Set exercise
Identify and pull out each line of the entries in which "ramas" occurs.
**** Given data
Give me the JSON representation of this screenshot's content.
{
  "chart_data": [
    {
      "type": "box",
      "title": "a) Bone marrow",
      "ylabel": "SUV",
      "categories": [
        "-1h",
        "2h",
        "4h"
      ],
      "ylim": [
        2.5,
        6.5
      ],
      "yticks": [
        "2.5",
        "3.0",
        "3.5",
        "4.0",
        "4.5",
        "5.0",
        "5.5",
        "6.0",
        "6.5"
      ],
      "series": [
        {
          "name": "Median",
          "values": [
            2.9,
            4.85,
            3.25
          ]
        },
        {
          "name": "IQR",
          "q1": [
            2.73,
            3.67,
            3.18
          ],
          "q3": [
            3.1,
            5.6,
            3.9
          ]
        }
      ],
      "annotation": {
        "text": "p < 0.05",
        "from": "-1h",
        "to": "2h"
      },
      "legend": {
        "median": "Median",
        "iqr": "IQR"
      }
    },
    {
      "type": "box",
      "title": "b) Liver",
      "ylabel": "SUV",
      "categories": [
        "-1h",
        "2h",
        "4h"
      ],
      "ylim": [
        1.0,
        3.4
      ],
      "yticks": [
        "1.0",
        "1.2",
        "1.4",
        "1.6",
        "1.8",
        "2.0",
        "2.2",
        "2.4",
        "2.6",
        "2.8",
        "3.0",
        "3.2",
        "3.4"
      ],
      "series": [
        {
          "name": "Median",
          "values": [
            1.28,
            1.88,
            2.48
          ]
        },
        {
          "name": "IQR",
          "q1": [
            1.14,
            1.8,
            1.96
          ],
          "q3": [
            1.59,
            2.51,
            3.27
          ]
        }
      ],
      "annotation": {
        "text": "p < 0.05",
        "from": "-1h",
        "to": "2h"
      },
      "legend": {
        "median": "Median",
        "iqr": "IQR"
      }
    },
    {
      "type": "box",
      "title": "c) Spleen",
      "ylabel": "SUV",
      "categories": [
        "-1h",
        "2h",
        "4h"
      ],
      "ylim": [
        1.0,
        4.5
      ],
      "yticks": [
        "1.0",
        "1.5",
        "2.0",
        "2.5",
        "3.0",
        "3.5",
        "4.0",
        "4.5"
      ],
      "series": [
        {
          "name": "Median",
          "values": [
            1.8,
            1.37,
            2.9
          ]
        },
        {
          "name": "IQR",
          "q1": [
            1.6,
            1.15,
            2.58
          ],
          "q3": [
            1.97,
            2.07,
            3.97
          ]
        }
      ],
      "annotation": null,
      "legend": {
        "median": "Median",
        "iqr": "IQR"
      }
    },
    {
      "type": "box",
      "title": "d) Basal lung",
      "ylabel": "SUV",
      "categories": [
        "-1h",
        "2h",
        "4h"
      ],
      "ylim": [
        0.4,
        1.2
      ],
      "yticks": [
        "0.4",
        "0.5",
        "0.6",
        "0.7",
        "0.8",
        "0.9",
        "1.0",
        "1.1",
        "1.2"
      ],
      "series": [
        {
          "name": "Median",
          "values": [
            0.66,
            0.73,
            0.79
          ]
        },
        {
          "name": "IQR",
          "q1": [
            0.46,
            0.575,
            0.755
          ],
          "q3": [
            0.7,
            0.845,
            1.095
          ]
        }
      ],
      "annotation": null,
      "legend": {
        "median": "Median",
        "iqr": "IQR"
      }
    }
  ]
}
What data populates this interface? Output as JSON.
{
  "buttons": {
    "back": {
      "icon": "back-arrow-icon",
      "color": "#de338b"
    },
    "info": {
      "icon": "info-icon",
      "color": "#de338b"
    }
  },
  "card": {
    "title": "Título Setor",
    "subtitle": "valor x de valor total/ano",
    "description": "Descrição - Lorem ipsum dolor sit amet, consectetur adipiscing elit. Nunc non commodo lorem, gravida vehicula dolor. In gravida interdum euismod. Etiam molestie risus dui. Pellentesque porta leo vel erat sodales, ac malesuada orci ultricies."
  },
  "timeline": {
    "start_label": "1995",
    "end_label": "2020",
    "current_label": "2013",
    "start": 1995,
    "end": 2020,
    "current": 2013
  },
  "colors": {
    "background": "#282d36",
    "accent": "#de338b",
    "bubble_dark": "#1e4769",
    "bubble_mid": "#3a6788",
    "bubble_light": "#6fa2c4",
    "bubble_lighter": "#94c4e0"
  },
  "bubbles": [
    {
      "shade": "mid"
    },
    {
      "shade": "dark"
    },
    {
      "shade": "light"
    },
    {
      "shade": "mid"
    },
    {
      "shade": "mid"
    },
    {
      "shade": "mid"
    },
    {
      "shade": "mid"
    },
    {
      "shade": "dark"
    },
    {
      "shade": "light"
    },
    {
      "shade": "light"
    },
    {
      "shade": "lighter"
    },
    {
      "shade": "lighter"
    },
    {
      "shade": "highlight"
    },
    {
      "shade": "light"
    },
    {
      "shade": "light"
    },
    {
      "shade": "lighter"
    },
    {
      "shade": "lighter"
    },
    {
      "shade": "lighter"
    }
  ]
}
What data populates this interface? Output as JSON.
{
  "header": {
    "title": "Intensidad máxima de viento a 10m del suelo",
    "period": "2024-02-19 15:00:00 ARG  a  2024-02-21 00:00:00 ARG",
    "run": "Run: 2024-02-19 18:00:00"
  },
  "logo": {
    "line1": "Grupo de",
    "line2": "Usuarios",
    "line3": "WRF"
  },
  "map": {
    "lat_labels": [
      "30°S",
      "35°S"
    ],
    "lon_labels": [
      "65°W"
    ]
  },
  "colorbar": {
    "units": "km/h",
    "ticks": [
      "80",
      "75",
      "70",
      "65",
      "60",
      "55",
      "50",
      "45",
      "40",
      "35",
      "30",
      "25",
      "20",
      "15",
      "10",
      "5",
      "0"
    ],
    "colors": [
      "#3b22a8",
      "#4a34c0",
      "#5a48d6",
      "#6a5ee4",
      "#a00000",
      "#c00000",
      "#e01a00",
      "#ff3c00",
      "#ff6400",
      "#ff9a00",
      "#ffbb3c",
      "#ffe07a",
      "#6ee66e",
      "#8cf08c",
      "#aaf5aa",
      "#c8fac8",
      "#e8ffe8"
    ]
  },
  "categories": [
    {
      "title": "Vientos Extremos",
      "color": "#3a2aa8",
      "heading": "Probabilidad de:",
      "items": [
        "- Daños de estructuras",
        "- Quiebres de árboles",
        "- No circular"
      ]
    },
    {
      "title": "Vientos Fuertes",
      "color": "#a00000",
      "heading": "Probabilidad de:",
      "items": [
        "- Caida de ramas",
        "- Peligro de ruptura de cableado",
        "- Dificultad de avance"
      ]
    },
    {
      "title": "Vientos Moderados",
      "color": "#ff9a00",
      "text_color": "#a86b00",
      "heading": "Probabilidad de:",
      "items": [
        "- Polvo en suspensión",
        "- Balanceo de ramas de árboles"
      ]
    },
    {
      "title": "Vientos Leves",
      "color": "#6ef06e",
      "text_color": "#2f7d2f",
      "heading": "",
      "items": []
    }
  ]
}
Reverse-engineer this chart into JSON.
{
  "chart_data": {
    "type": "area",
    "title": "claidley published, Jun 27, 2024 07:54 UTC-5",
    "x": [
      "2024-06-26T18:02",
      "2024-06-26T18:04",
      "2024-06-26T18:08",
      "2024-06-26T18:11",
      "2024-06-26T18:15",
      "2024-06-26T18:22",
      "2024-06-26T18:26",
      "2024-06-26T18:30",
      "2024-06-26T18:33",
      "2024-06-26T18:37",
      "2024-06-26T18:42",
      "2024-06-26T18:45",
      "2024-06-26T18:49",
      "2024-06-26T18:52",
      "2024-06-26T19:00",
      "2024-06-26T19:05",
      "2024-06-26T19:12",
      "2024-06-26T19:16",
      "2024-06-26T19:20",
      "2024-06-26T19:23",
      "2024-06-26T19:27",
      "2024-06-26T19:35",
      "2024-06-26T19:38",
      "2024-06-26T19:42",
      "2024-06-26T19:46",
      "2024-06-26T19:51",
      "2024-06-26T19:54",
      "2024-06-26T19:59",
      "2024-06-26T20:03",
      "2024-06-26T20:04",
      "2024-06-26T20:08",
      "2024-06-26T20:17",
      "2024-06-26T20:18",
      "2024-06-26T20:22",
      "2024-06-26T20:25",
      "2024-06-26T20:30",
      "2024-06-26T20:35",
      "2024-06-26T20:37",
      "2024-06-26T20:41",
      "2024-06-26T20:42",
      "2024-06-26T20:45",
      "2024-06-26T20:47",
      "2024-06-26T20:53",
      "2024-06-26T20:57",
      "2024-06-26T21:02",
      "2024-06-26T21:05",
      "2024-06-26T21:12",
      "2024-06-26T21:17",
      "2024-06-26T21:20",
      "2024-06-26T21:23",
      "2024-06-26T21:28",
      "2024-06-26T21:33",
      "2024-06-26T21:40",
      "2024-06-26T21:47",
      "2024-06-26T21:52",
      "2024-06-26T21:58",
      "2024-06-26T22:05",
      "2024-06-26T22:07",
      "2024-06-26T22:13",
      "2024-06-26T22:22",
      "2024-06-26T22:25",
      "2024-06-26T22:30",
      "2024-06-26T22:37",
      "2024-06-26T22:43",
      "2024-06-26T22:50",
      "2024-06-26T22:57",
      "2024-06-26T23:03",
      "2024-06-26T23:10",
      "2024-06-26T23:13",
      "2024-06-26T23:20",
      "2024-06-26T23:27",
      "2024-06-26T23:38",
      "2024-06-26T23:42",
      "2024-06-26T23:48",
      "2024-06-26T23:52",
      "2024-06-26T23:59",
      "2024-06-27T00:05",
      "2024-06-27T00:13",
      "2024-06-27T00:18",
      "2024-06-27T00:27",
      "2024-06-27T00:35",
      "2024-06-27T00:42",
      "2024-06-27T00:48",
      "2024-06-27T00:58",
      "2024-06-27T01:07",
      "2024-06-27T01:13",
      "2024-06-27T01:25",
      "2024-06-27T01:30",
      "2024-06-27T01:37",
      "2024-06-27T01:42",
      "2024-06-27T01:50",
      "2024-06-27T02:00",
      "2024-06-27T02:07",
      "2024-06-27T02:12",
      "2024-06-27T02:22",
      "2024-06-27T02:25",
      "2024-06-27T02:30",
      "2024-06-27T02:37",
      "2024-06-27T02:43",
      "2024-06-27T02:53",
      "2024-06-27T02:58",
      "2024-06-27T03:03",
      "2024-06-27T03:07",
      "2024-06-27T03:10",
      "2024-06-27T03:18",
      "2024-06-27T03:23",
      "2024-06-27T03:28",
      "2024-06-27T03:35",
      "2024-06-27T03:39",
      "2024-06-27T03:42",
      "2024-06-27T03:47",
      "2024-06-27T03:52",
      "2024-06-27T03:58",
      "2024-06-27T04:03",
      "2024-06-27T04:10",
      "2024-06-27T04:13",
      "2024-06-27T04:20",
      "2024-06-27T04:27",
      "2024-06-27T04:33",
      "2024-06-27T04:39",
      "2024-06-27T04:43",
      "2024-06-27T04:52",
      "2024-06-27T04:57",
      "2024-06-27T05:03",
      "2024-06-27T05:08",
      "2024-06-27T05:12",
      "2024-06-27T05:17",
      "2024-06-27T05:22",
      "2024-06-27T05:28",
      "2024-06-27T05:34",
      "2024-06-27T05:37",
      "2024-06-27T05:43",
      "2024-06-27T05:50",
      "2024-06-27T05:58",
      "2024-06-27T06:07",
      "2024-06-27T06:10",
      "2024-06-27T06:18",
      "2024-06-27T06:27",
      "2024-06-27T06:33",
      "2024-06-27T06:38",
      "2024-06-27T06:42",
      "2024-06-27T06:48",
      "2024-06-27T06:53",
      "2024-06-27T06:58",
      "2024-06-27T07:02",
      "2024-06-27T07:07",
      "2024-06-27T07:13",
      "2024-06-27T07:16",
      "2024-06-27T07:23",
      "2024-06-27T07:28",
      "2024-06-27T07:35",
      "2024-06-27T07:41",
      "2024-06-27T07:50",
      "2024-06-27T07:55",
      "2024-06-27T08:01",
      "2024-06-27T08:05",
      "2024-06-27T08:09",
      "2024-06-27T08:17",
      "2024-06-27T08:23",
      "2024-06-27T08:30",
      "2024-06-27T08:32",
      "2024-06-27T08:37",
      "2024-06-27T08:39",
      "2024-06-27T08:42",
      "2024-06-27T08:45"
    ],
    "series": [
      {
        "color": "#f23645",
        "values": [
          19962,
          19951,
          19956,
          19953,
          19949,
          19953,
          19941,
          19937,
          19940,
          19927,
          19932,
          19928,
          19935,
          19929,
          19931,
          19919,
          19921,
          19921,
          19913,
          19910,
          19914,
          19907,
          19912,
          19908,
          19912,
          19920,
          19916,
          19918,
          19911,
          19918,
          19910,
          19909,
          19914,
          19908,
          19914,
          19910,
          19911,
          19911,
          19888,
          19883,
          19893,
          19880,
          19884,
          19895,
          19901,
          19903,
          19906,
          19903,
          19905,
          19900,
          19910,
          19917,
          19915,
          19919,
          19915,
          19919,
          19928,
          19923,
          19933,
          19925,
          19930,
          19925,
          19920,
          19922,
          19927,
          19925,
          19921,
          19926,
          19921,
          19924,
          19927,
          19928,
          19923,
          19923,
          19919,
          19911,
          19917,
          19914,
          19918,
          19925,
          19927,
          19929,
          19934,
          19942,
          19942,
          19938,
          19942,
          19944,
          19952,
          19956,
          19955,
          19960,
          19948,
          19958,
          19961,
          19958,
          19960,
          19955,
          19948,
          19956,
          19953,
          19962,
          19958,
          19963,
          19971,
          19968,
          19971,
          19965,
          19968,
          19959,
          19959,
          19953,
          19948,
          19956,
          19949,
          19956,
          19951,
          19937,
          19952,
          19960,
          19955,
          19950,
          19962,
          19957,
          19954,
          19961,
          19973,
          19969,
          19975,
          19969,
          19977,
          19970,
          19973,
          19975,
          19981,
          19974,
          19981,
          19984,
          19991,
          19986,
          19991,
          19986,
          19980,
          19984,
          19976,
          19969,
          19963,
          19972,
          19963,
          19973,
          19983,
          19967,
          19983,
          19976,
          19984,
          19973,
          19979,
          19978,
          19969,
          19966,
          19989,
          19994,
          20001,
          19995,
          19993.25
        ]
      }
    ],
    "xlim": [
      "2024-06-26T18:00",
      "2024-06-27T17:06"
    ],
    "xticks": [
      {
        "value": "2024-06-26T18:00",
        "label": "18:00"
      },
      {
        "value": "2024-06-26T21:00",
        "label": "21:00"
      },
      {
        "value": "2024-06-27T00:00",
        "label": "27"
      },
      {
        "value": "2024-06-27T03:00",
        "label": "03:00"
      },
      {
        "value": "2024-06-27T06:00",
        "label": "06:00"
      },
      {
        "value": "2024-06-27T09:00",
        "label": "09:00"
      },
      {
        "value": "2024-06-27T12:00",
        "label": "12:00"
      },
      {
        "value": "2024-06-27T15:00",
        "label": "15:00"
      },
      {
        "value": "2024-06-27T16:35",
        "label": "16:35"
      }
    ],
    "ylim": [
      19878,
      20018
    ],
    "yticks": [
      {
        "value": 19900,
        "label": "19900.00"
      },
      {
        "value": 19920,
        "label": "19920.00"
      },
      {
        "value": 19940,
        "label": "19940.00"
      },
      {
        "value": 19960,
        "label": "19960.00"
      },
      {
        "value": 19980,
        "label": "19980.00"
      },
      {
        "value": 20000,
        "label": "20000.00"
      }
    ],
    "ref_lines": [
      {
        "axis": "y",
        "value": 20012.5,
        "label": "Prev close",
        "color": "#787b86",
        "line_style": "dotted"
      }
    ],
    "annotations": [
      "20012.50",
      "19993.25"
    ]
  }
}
********
Correct result
        "- Caida de ramas",
        "- Balanceo de ramas de árboles"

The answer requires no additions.